→ DIRECTIVE
Give a verbatim copy of the lines below, minus the pictures.

## start PROVIDED RECORDS

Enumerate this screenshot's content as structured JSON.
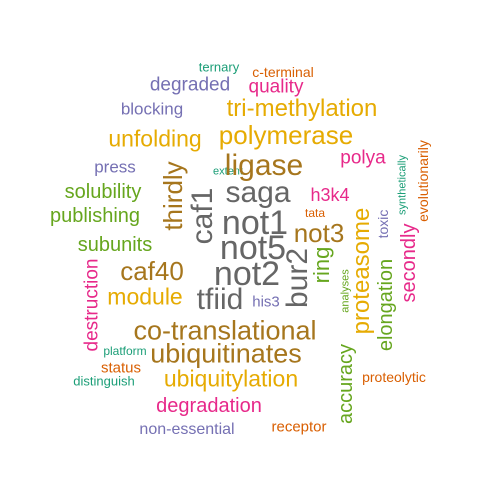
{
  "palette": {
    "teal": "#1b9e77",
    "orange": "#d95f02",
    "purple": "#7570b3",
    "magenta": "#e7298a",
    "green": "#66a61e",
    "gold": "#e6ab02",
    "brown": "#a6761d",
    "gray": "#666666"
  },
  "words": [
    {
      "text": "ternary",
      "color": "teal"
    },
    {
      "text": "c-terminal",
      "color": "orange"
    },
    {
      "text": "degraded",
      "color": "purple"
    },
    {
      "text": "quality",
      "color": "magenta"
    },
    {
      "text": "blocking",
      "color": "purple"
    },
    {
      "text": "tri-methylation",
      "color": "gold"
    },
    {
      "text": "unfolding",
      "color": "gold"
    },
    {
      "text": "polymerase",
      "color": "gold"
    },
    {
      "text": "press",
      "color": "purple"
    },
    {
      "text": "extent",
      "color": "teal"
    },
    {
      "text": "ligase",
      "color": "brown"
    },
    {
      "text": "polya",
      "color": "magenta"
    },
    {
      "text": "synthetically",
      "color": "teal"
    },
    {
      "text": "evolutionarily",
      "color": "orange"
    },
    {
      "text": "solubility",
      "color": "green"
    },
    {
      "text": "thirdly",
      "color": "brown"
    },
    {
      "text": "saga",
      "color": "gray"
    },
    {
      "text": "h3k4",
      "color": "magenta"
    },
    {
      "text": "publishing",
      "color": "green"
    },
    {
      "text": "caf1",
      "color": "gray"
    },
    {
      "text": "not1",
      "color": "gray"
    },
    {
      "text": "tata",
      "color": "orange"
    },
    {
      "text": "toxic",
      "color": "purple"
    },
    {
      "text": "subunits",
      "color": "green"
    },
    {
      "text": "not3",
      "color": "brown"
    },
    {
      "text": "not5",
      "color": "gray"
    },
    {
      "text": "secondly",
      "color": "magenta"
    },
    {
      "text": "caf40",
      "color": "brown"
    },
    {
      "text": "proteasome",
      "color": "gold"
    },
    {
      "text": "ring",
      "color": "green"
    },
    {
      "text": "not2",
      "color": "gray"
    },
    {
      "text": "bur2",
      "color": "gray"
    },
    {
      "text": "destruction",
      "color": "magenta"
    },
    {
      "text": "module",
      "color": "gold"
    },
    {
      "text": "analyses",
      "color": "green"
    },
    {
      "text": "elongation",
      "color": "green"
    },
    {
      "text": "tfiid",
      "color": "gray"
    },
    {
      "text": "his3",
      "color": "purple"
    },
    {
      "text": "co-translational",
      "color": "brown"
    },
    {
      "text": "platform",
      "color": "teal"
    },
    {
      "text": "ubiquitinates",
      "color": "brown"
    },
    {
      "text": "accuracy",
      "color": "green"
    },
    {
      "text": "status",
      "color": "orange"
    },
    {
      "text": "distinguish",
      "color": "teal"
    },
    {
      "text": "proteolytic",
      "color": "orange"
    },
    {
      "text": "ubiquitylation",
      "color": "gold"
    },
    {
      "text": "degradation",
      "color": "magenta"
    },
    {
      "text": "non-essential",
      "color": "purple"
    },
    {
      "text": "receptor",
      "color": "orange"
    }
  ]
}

## end PROVIDED RECORDS

→ THE RESULT
Enumerate this screenshot's content as structured JSON.
{
  "palette": {
    "teal": "#1b9e77",
    "orange": "#d95f02",
    "purple": "#7570b3",
    "magenta": "#e7298a",
    "green": "#66a61e",
    "gold": "#e6ab02",
    "brown": "#a6761d",
    "gray": "#666666"
  },
  "words": [
    {
      "text": "ternary",
      "color": "teal"
    },
    {
      "text": "c-terminal",
      "color": "orange"
    },
    {
      "text": "degraded",
      "color": "purple"
    },
    {
      "text": "quality",
      "color": "magenta"
    },
    {
      "text": "blocking",
      "color": "purple"
    },
    {
      "text": "tri-methylation",
      "color": "gold"
    },
    {
      "text": "unfolding",
      "color": "gold"
    },
    {
      "text": "polymerase",
      "color": "gold"
    },
    {
      "text": "press",
      "color": "purple"
    },
    {
      "text": "extent",
      "color": "teal"
    },
    {
      "text": "ligase",
      "color": "brown"
    },
    {
      "text": "polya",
      "color": "magenta"
    },
    {
      "text": "synthetically",
      "color": "teal"
    },
    {
      "text": "evolutionarily",
      "color": "orange"
    },
    {
      "text": "solubility",
      "color": "green"
    },
    {
      "text": "thirdly",
      "color": "brown"
    },
    {
      "text": "saga",
      "color": "gray"
    },
    {
      "text": "h3k4",
      "color": "magenta"
    },
    {
      "text": "publishing",
      "color": "green"
    },
    {
      "text": "caf1",
      "color": "gray"
    },
    {
      "text": "not1",
      "color": "gray"
    },
    {
      "text": "tata",
      "color": "orange"
    },
    {
      "text": "toxic",
      "color": "purple"
    },
    {
      "text": "subunits",
      "color": "green"
    },
    {
      "text": "not3",
      "color": "brown"
    },
    {
      "text": "not5",
      "color": "gray"
    },
    {
      "text": "secondly",
      "color": "magenta"
    },
    {
      "text": "caf40",
      "color": "brown"
    },
    {
      "text": "proteasome",
      "color": "gold"
    },
    {
      "text": "ring",
      "color": "green"
    },
    {
      "text": "not2",
      "color": "gray"
    },
    {
      "text": "bur2",
      "color": "gray"
    },
    {
      "text": "destruction",
      "color": "magenta"
    },
    {
      "text": "module",
      "color": "gold"
    },
    {
      "text": "analyses",
      "color": "green"
    },
    {
      "text": "elongation",
      "color": "green"
    },
    {
      "text": "tfiid",
      "color": "gray"
    },
    {
      "text": "his3",
      "color": "purple"
    },
    {
      "text": "co-translational",
      "color": "brown"
    },
    {
      "text": "platform",
      "color": "teal"
    },
    {
      "text": "ubiquitinates",
      "color": "brown"
    },
    {
      "text": "accuracy",
      "color": "green"
    },
    {
      "text": "status",
      "color": "orange"
    },
    {
      "text": "distinguish",
      "color": "teal"
    },
    {
      "text": "proteolytic",
      "color": "orange"
    },
    {
      "text": "ubiquitylation",
      "color": "gold"
    },
    {
      "text": "degradation",
      "color": "magenta"
    },
    {
      "text": "non-essential",
      "color": "purple"
    },
    {
      "text": "receptor",
      "color": "orange"
    }
  ]
}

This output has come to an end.